## STATED TASK
Each entry that follows is to be retyped exactly. Pictures do not belong in the copy.

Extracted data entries
------------
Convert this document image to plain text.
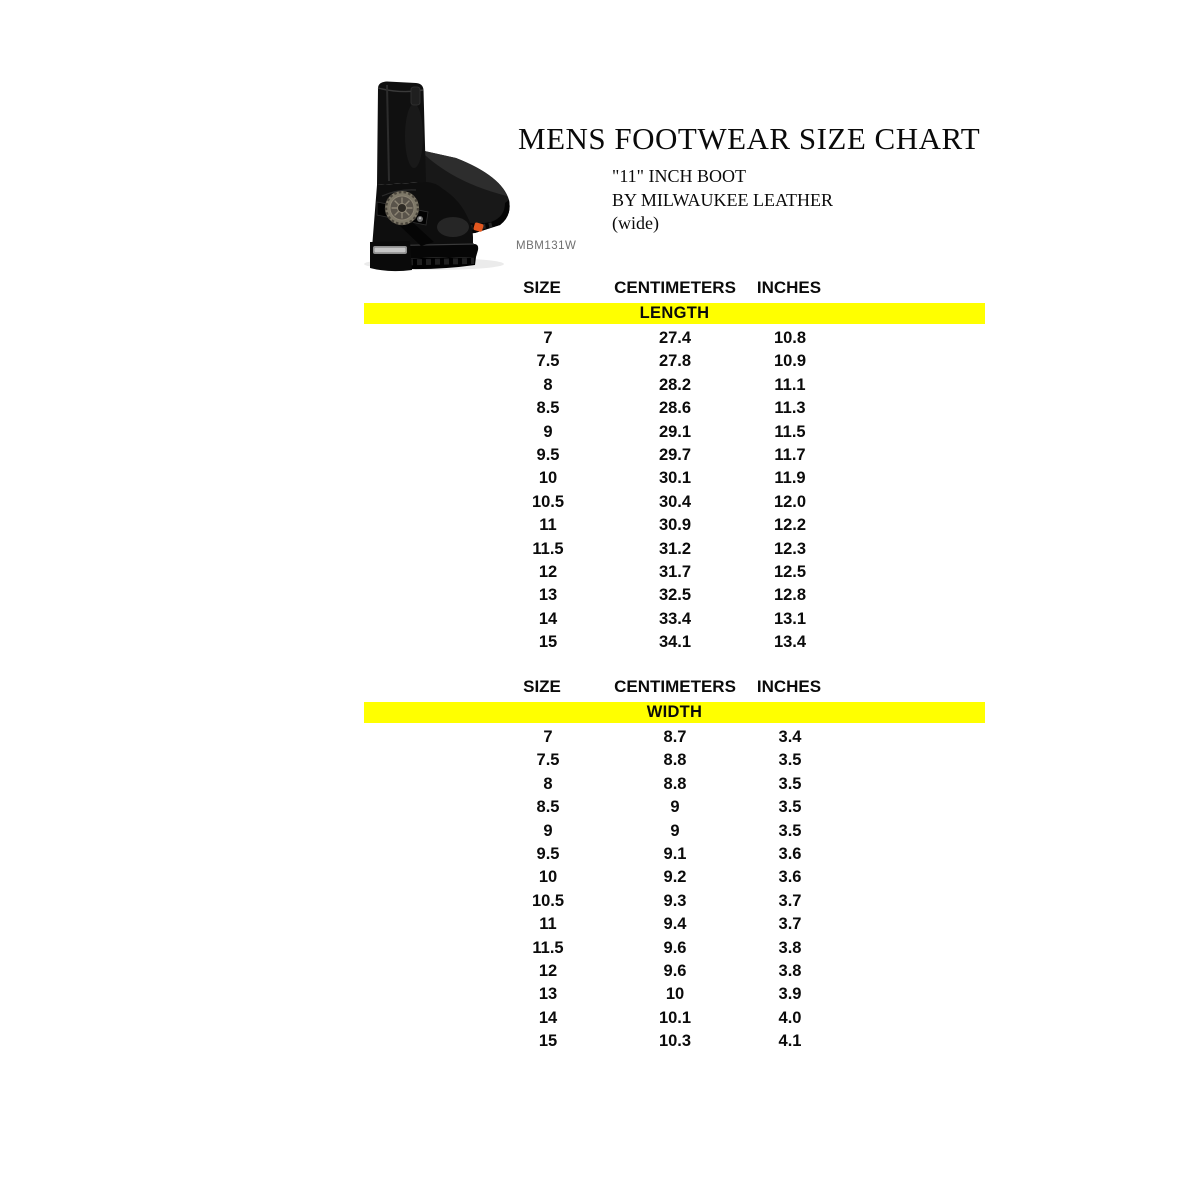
MBM131W
MENS FOOTWEAR SIZE CHART
"11" INCH BOOT
BY MILWAUKEE LEATHER
(wide)
SIZE	CENTIMETERS INCHES
LENGTH
7	27.4	10.8
7.5	27.8	10.9
8	28.2	11.1
8.5	28.6	11.3
9	29.1	11.5
9.5	29.7	11.7
10	30.1	11.9
10.5	30.4	12.0
11	30.9	12.2
11.5	31.2	12.3
12	31.7	12.5
13	32.5	12.8
14	33.4	13.1
15	34.1	13.4
SIZE	CENTIMETERS INCHES
WIDTH
7	8.7	3.4
7.5	8.8	3.5
8	8.8	3.5
8.5	9	3.5
9	9	3.5
9.5	9.1	3.6
10	9.2	3.6
10.5	9.3	3.7
11	9.4	3.7
11.5	9.6	3.8
12	9.6	3.8
13	10	3.9
14	10.1	4.0
15	10.3	4.1
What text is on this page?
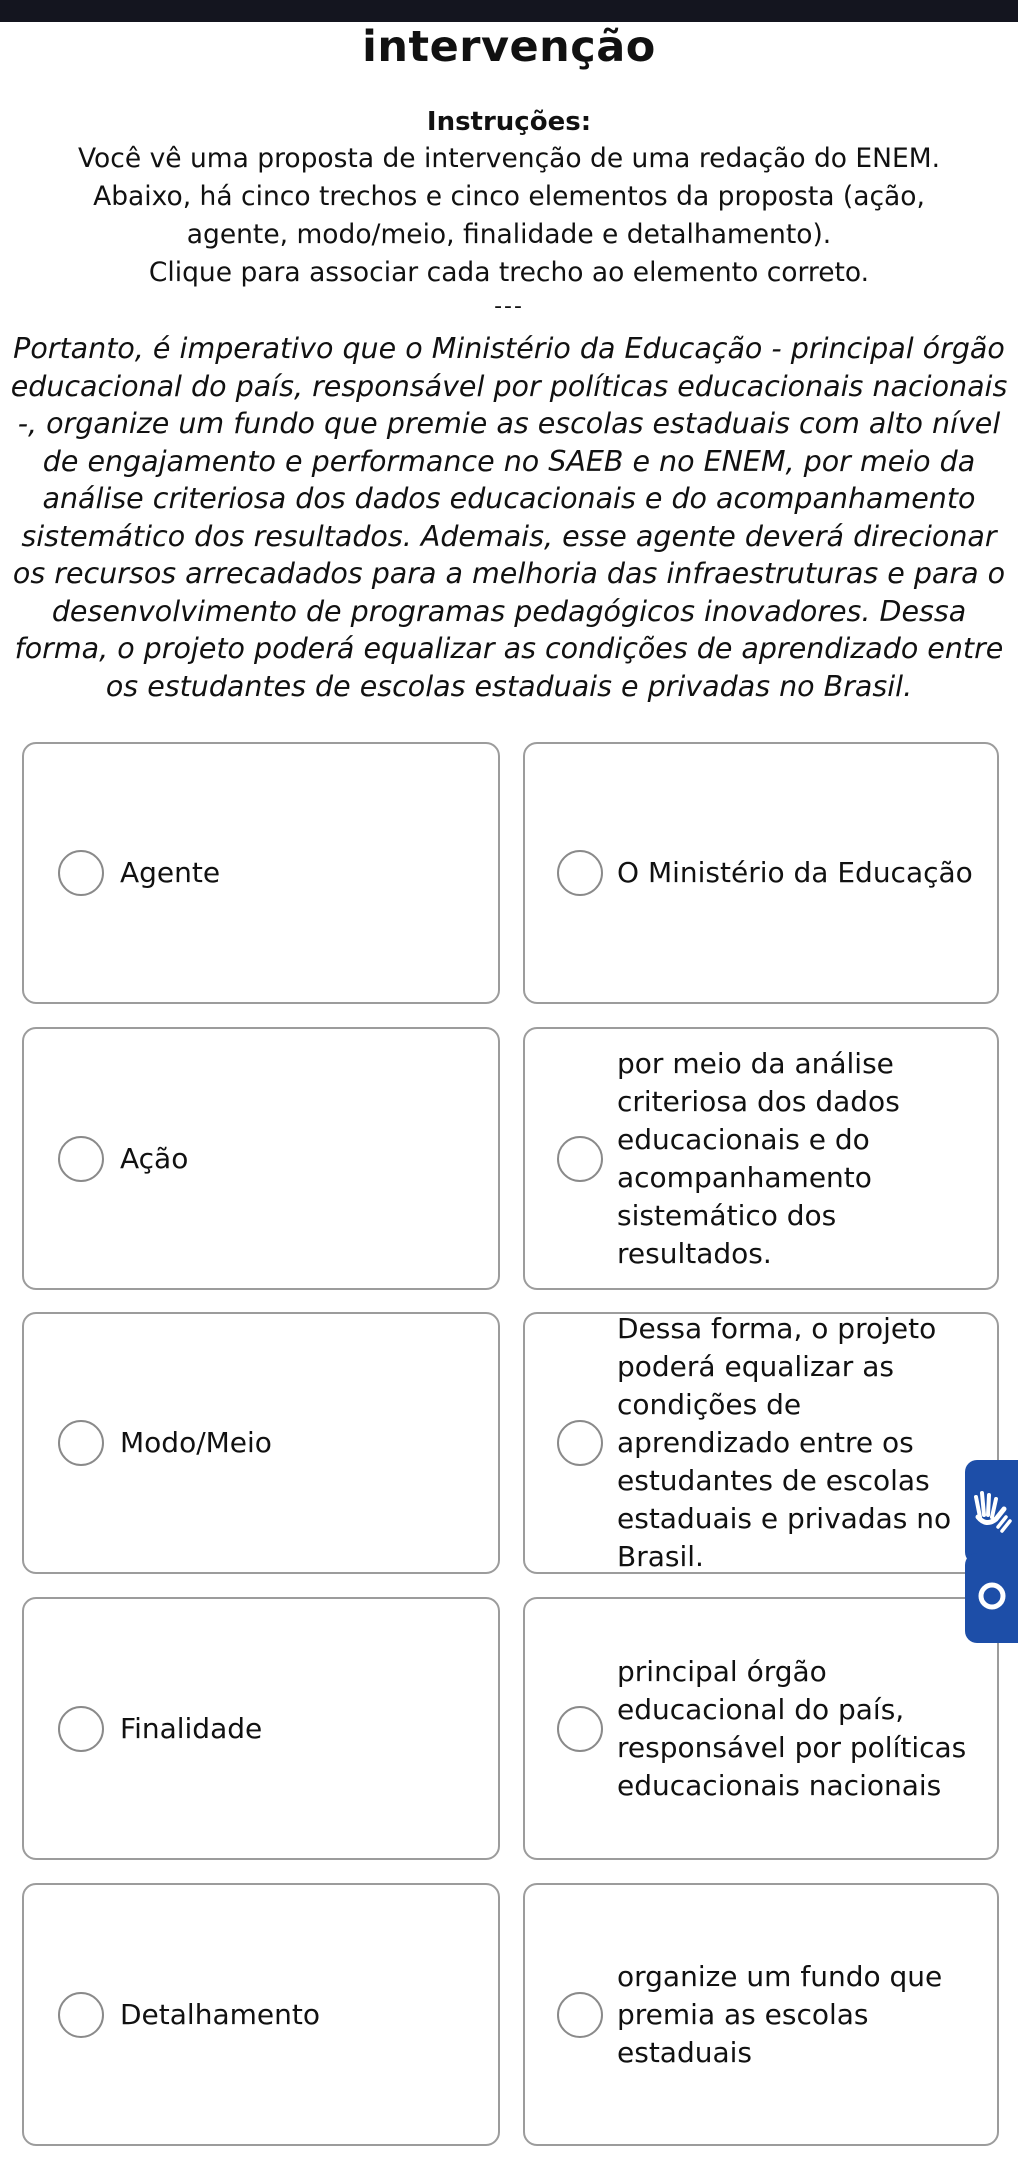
intervenção
Instruções:
Você vê uma proposta de intervenção de uma redação do ENEM.
Abaixo, há cinco trechos e cinco elementos da proposta (ação,
agente, modo/meio, finalidade e detalhamento).
Clique para associar cada trecho ao elemento correto.
---
Portanto, é imperativo que o Ministério da Educação - principal órgão
educacional do país, responsável por políticas educacionais nacionais
-, organize um fundo que premie as escolas estaduais com alto nível
de engajamento e performance no SAEB e no ENEM, por meio da
análise criteriosa dos dados educacionais e do acompanhamento
sistemático dos resultados. Ademais, esse agente deverá direcionar
os recursos arrecadados para a melhoria das infraestruturas e para o
desenvolvimento de programas pedagógicos inovadores. Dessa
forma, o projeto poderá equalizar as condições de aprendizado entre
os estudantes de escolas estaduais e privadas no Brasil.
Agente	O Ministério da Educação
Ação
por meio da análise criteriosa dos dados educacionais e do acompanhamento sistemático dos resultados.
Modo/Meio
Dessa forma, o projeto poderá equalizar as condições de aprendizado entre os estudantes de escolas estaduais e privadas no Brasil.
Finalidade
principal órgão educacional do país, responsável por políticas educacionais nacionais
Detalhamento
organize um fundo que premia as escolas estaduais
------------
## RESPONSE TO THIS TASK
Convert this document image to plain text.
MBM131W
MENS FOOTWEAR SIZE CHART
"11" INCH BOOT
BY MILWAUKEE LEATHER
(wide)
SIZE	CENTIMETERS INCHES
LENGTH
7	27.4	10.8
7.5	27.8	10.9
8	28.2	11.1
8.5	28.6	11.3
9	29.1	11.5
9.5	29.7	11.7
10	30.1	11.9
10.5	30.4	12.0
11	30.9	12.2
11.5	31.2	12.3
12	31.7	12.5
13	32.5	12.8
14	33.4	13.1
15	34.1	13.4
SIZE	CENTIMETERS INCHES
WIDTH
7	8.7	3.4
7.5	8.8	3.5
8	8.8	3.5
8.5	9	3.5
9	9	3.5
9.5	9.1	3.6
10	9.2	3.6
10.5	9.3	3.7
11	9.4	3.7
11.5	9.6	3.8
12	9.6	3.8
13	10	3.9
14	10.1	4.0
15	10.3	4.1
What text is on this page?
intervenção
Instruções:
Você vê uma proposta de intervenção de uma redação do ENEM.
Abaixo, há cinco trechos e cinco elementos da proposta (ação,
agente, modo/meio, finalidade e detalhamento).
Clique para associar cada trecho ao elemento correto.
---
Portanto, é imperativo que o Ministério da Educação - principal órgão
educacional do país, responsável por políticas educacionais nacionais
-, organize um fundo que premie as escolas estaduais com alto nível
de engajamento e performance no SAEB e no ENEM, por meio da
análise criteriosa dos dados educacionais e do acompanhamento
sistemático dos resultados. Ademais, esse agente deverá direcionar
os recursos arrecadados para a melhoria das infraestruturas e para o
desenvolvimento de programas pedagógicos inovadores. Dessa
forma, o projeto poderá equalizar as condições de aprendizado entre
os estudantes de escolas estaduais e privadas no Brasil.
Agente	O Ministério da Educação
Ação
por meio da análise criteriosa dos dados educacionais e do acompanhamento sistemático dos resultados.
Modo/Meio
Dessa forma, o projeto poderá equalizar as condições de aprendizado entre os estudantes de escolas estaduais e privadas no Brasil.
Finalidade
principal órgão educacional do país, responsável por políticas educacionais nacionais
Detalhamento
organize um fundo que premia as escolas estaduais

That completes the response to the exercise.